::: Extracted material

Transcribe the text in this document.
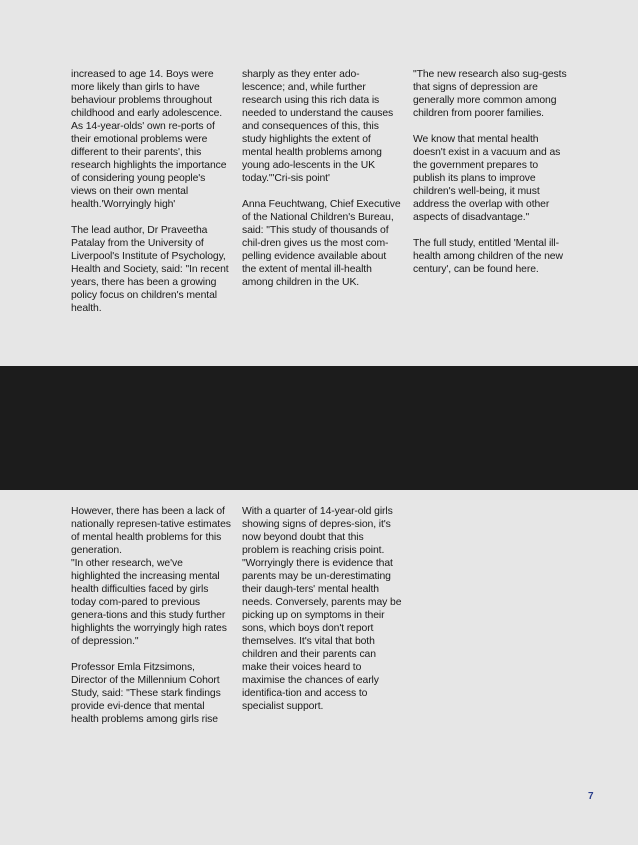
increased to age 14. Boys were more likely than girls to have behaviour problems throughout childhood and early adolescence.
As 14-year-olds' own re-ports of their emotional problems were different to their parents', this research highlights the importance of considering young people's views on their own mental health.'Worryingly high'

The lead author, Dr Praveetha Patalay from the University of Liverpool's Institute of Psychology, Health and Society, said: "In recent years, there has been a growing policy focus on children's mental health.

sharply as they enter ado-lescence; and, while further research using this rich data is needed to understand the causes and consequences of this, this study highlights the extent of mental health problems among young ado-lescents in the UK today."'Cri-sis point'

Anna Feuchtwang, Chief Executive of the National Children's Bureau, said: "This study of thousands of chil-dren gives us the most com-pelling evidence available about the extent of mental ill-health among children in the UK.

"The new research also sug-gests that signs of depression are generally more common among children from poorer families.

We know that mental health doesn't exist in a vacuum and as the government prepares to publish its plans to improve children's well-being, it must address the overlap with other aspects of disadvantage."

The full study, entitled 'Mental ill-health among children of the new century', can be found here.

However, there has been a lack of nationally represen-tative estimates of mental health problems for this generation.
"In other research, we've highlighted the increasing mental health difficulties faced by girls today com-pared to previous genera-tions and this study further highlights the worryingly high rates of depression."

Professor Emla Fitzsimons, Director of the Millennium Cohort Study, said: "These stark findings provide evi-dence that mental health problems among girls rise

With a quarter of 14-year-old girls showing signs of depres-sion, it's now beyond doubt that this problem is reaching crisis point.
"Worryingly there is evidence that parents may be un-derestimating their daugh-ters' mental health needs. Conversely, parents may be picking up on symptoms in their sons, which boys don't report themselves. It's vital that both children and their parents can make their voices heard to maximise the chances of early identifica-tion and access to specialist support.

7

::::::

§ **Brief**:
Gather up the lines containing the word "said" from these records and copy them.

§ **Completed task**:
The lead author, Dr Praveetha Patalay from the University of Liverpool's Institute of Psychology, Health and Society, said: "In recent years, there has been a growing policy focus on children's mental health.
Anna Feuchtwang, Chief Executive of the National Children's Bureau, said: "This study of thousands of chil-dren gives us the most com-pelling evidence available about the extent of mental ill-health among children in the UK.
Professor Emla Fitzsimons, Director of the Millennium Cohort Study, said: "These stark findings provide evi-dence that mental health problems among girls rise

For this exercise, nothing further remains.